---- Data lines
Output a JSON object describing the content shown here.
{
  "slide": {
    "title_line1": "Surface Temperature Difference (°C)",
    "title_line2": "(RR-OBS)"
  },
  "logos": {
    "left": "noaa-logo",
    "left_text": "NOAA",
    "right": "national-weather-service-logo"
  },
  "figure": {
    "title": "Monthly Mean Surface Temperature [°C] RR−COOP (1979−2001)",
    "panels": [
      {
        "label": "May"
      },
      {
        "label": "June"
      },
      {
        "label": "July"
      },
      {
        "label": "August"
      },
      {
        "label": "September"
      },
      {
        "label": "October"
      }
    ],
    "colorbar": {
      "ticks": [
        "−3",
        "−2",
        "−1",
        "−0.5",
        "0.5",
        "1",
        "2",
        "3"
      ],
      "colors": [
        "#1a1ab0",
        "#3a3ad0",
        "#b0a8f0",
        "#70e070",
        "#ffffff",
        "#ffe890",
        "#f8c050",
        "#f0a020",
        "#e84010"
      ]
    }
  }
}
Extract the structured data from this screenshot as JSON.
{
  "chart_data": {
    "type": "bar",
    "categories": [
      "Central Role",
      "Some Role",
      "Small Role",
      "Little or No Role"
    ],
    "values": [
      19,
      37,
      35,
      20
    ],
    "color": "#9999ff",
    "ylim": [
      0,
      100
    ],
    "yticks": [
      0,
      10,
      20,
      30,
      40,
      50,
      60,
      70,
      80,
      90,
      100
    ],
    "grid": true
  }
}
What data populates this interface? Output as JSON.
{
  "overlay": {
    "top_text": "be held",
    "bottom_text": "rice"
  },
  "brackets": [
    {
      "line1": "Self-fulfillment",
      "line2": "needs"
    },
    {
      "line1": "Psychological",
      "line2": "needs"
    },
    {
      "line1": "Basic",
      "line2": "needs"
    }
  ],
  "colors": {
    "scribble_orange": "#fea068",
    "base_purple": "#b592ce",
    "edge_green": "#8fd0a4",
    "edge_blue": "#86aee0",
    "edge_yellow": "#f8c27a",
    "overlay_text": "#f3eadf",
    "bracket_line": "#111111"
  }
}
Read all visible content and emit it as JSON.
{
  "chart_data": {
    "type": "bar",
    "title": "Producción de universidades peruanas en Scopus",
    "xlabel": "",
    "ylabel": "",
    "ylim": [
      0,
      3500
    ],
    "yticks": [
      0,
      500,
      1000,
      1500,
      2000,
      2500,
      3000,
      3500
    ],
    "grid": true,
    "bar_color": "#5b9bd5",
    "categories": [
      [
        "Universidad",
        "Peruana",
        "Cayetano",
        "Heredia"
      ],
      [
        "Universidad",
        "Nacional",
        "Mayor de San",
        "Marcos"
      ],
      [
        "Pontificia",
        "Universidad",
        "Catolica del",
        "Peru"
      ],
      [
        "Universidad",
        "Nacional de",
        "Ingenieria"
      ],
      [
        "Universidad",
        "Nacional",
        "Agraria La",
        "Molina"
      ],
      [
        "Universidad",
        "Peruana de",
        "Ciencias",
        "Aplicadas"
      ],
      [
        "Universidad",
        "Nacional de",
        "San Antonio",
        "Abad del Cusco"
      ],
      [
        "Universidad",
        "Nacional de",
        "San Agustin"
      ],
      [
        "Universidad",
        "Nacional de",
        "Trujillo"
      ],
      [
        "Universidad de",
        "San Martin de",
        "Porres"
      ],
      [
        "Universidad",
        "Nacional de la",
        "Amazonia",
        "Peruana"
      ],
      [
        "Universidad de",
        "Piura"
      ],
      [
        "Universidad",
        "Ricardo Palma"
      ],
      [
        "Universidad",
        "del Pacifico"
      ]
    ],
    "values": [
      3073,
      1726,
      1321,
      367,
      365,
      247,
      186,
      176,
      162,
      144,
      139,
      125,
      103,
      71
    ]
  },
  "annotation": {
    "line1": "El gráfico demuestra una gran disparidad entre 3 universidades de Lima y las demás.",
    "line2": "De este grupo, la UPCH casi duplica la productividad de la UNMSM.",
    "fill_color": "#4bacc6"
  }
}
--------
_Given request_: Return each line in the records that holds the string "this".

_Written response_:
Extract the structured data from this screenshot as JSON.
What data populates this interface? Output as JSON.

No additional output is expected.